> _WHAT NEEDS TO BE DONE_
Give the entries starting at the line that contains "error-bar-inf [857,136,881,496]" and ending at the line that contains "effect-line [868,316,1241,591]" as a numbered list, leaving out any blank lines.

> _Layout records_
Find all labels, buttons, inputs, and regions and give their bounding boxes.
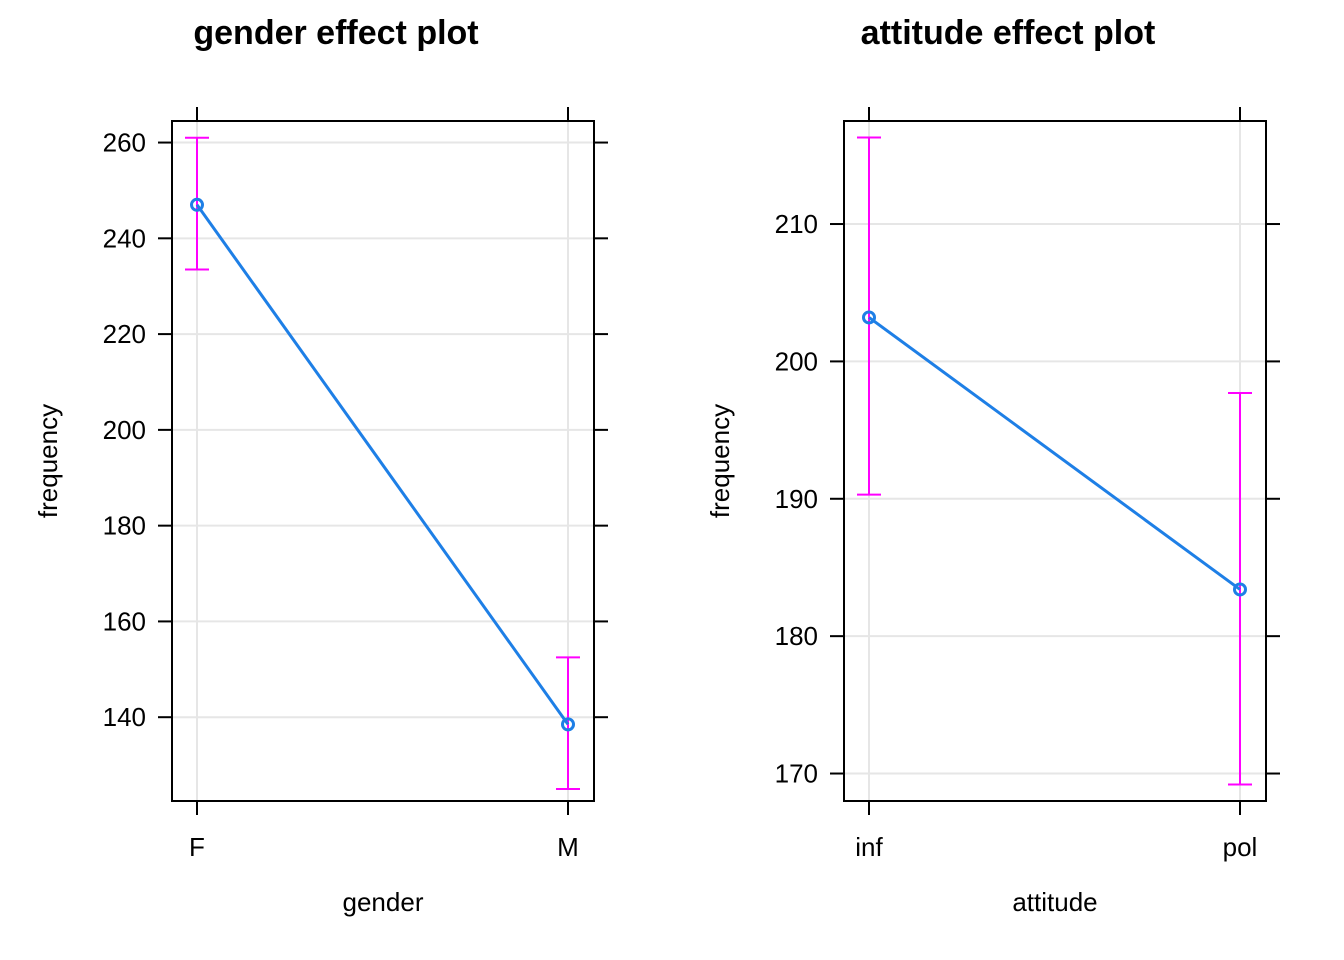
error-bar-inf [857,136,881,496]
y-tick-label: 240 [103,223,146,253]
x-axis-label: gender [343,887,424,917]
error-bar-F [185,136,209,271]
y-tick-label: 180 [775,621,818,651]
y-axis-label: frequency [705,404,735,518]
effect-line [195,203,570,726]
plot-frame [843,120,1267,802]
effect-line [868,316,1241,591]
x-tick-label: M [557,832,579,862]
x-tick-label: F [189,832,205,862]
data-point-M [561,717,575,732]
y-tick-label: 200 [103,415,146,445]
y-tick-label: 160 [103,606,146,636]
y-tick-label: 200 [775,346,818,376]
y-tick-label: 190 [775,484,818,514]
chart-title: gender effect plot [193,14,478,52]
x-axis-label: attitude [1012,887,1097,917]
data-point-pol [1233,582,1247,597]
data-point-inf [862,310,876,325]
y-axis-label: frequency [33,404,63,518]
x-tick-label: pol [1223,832,1258,862]
chart-title: attitude effect plot [861,14,1156,52]
y-tick-label: 140 [103,702,146,732]
panel-2: attitude effect plot 170 180 190 200 210 inf po… [705,14,1280,917]
y-tick-label: 180 [103,511,146,541]
y-tick-label: 210 [775,209,818,239]
x-tick-label: inf [855,832,883,862]
y-tick-label: 220 [103,319,146,349]
plot-frame [171,120,595,802]
y-tick-label: 260 [103,128,146,158]
data-point-F [190,197,204,212]
y-tick-label: 170 [775,759,818,789]
panel-1: gender effect plot 140 160 180 200 220 240 260 F… [33,14,608,917]
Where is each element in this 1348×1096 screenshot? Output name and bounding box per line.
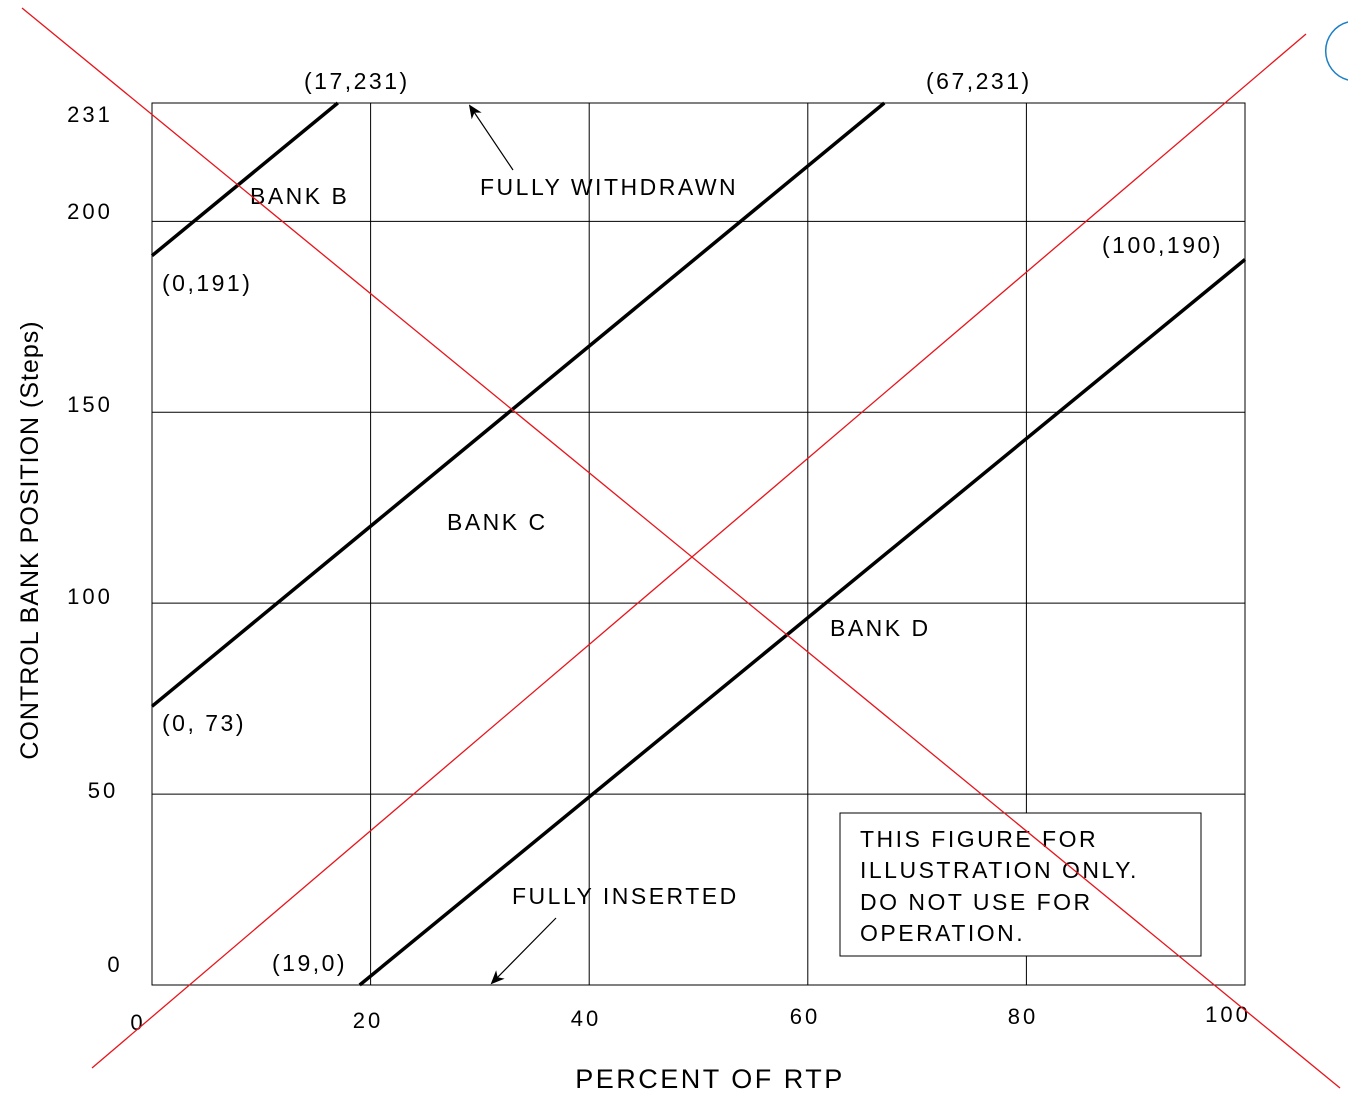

> _RESPONSE_
1. error-bar-inf [857,136,881,496]
2. y-tick-label: 240 [103,223,146,253]
3. x-axis-label: gender [343,887,424,917]
4. error-bar-F [185,136,209,271]
5. y-tick-label: 180 [775,621,818,651]
6. y-axis-label: frequency [705,404,735,518]
7. effect-line [195,203,570,726]
8. plot-frame [843,120,1267,802]
9. effect-line [868,316,1241,591]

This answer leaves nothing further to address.